───── Supplied records ─────
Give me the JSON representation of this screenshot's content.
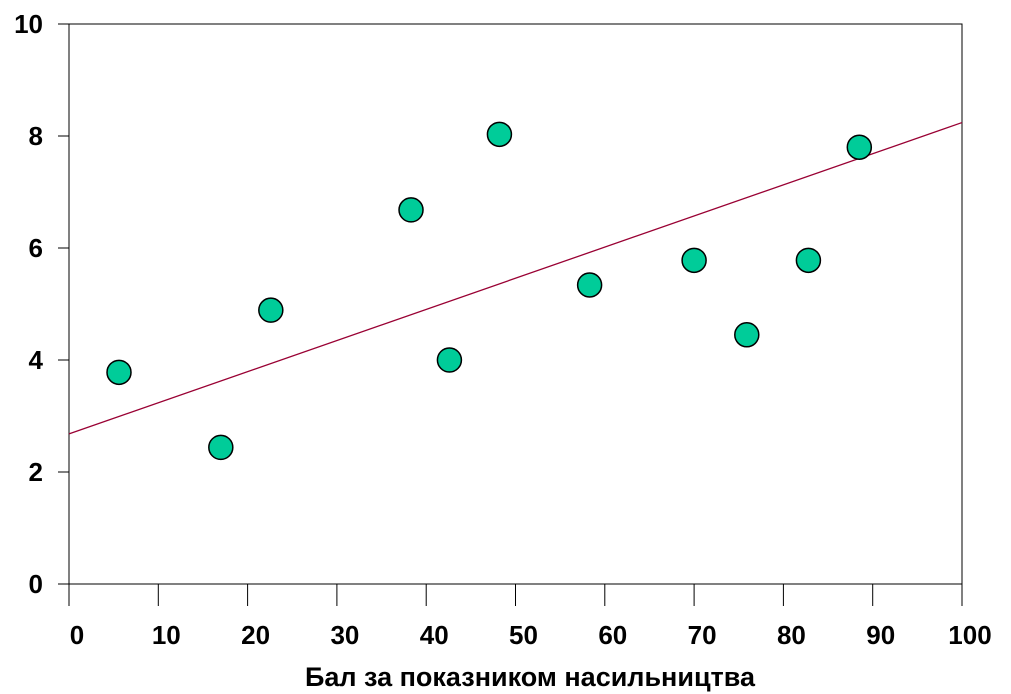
{
  "chart_data": {
    "type": "scatter",
    "title": "",
    "xlabel": "Бал за показником насильництва",
    "ylabel": "",
    "xlim": [
      0,
      100
    ],
    "ylim": [
      0,
      10
    ],
    "x_ticks": [
      {
        "value": 0,
        "label": "0"
      },
      {
        "value": 10,
        "label": "10"
      },
      {
        "value": 20,
        "label": "20"
      },
      {
        "value": 30,
        "label": "30"
      },
      {
        "value": 40,
        "label": "40"
      },
      {
        "value": 50,
        "label": "50"
      },
      {
        "value": 60,
        "label": "60"
      },
      {
        "value": 70,
        "label": "70"
      },
      {
        "value": 80,
        "label": "80"
      },
      {
        "value": 90,
        "label": "90"
      },
      {
        "value": 100,
        "label": "100"
      }
    ],
    "y_ticks": [
      {
        "value": 0,
        "label": "0"
      },
      {
        "value": 2,
        "label": "2"
      },
      {
        "value": 4,
        "label": "4"
      },
      {
        "value": 6,
        "label": "6"
      },
      {
        "value": 8,
        "label": "8"
      },
      {
        "value": 10,
        "label": "10"
      }
    ],
    "points": [
      {
        "x": 5.6,
        "y": 3.78
      },
      {
        "x": 17.0,
        "y": 2.44
      },
      {
        "x": 22.6,
        "y": 4.89
      },
      {
        "x": 38.3,
        "y": 6.68
      },
      {
        "x": 42.6,
        "y": 4.0
      },
      {
        "x": 48.2,
        "y": 8.03
      },
      {
        "x": 58.3,
        "y": 5.34
      },
      {
        "x": 70.0,
        "y": 5.78
      },
      {
        "x": 75.9,
        "y": 4.45
      },
      {
        "x": 82.8,
        "y": 5.78
      },
      {
        "x": 88.5,
        "y": 7.8
      }
    ],
    "trend_line": {
      "x": [
        0,
        100
      ],
      "y": [
        2.68,
        8.24
      ]
    },
    "grid": false,
    "legend": "none",
    "colors": {
      "marker_fill": "#00CC99",
      "marker_edge": "#000000",
      "trend_line": "#990033",
      "axes": "#000000"
    }
  }
}
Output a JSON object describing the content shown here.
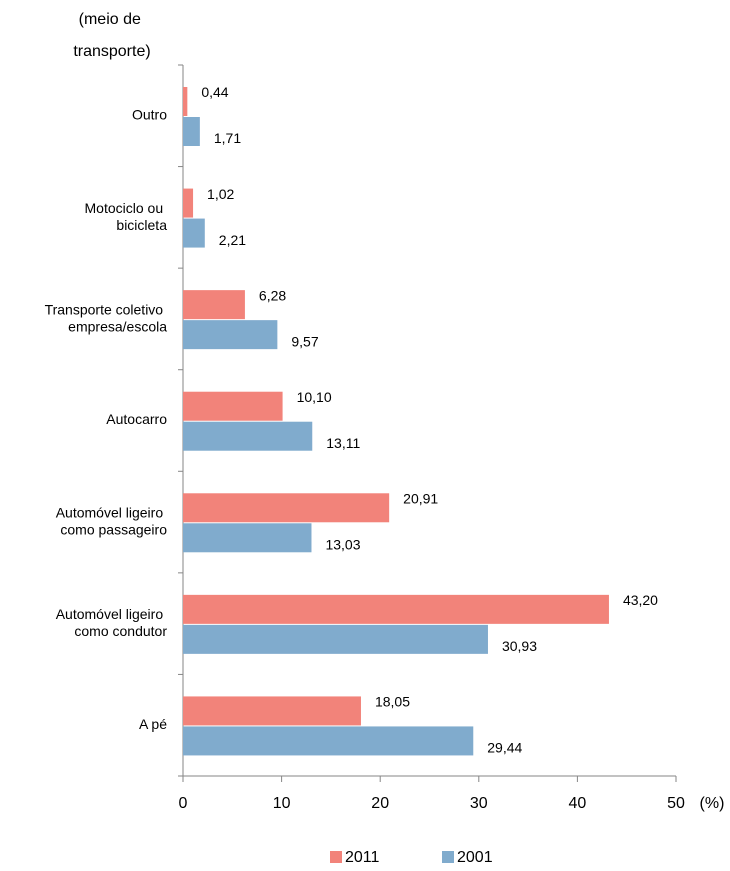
{
  "chart_data": {
    "type": "hbar",
    "y_axis_label": "(meio de\ntransporte)",
    "x_axis_label": "(%)",
    "categories": [
      "Outro",
      "Motociclo ou\nbicicleta",
      "Transporte coletivo\nempresa/escola",
      "Autocarro",
      "Automóvel ligeiro\ncomo passageiro",
      "Automóvel ligeiro\ncomo condutor",
      "A pé"
    ],
    "series": [
      {
        "name": "2011",
        "color": "#f2837a",
        "values": [
          0.44,
          1.02,
          6.28,
          10.1,
          20.91,
          43.2,
          18.05
        ],
        "value_labels": [
          "0,44",
          "1,02",
          "6,28",
          "10,10",
          "20,91",
          "43,20",
          "18,05"
        ]
      },
      {
        "name": "2001",
        "color": "#80abcd",
        "values": [
          1.71,
          2.21,
          9.57,
          13.11,
          13.03,
          30.93,
          29.44
        ],
        "value_labels": [
          "1,71",
          "2,21",
          "9,57",
          "13,11",
          "13,03",
          "30,93",
          "29,44"
        ]
      }
    ],
    "xlim": [
      0,
      50
    ],
    "xticks": [
      0,
      10,
      20,
      30,
      40,
      50
    ],
    "legend": "bottom"
  }
}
─────
*What is expected*. Return a copy of every line that includes the word "content".

*Result of the exercise*.
Give me the JSON representation of this screenshot's content.
Output a JSON object describing the content shown here.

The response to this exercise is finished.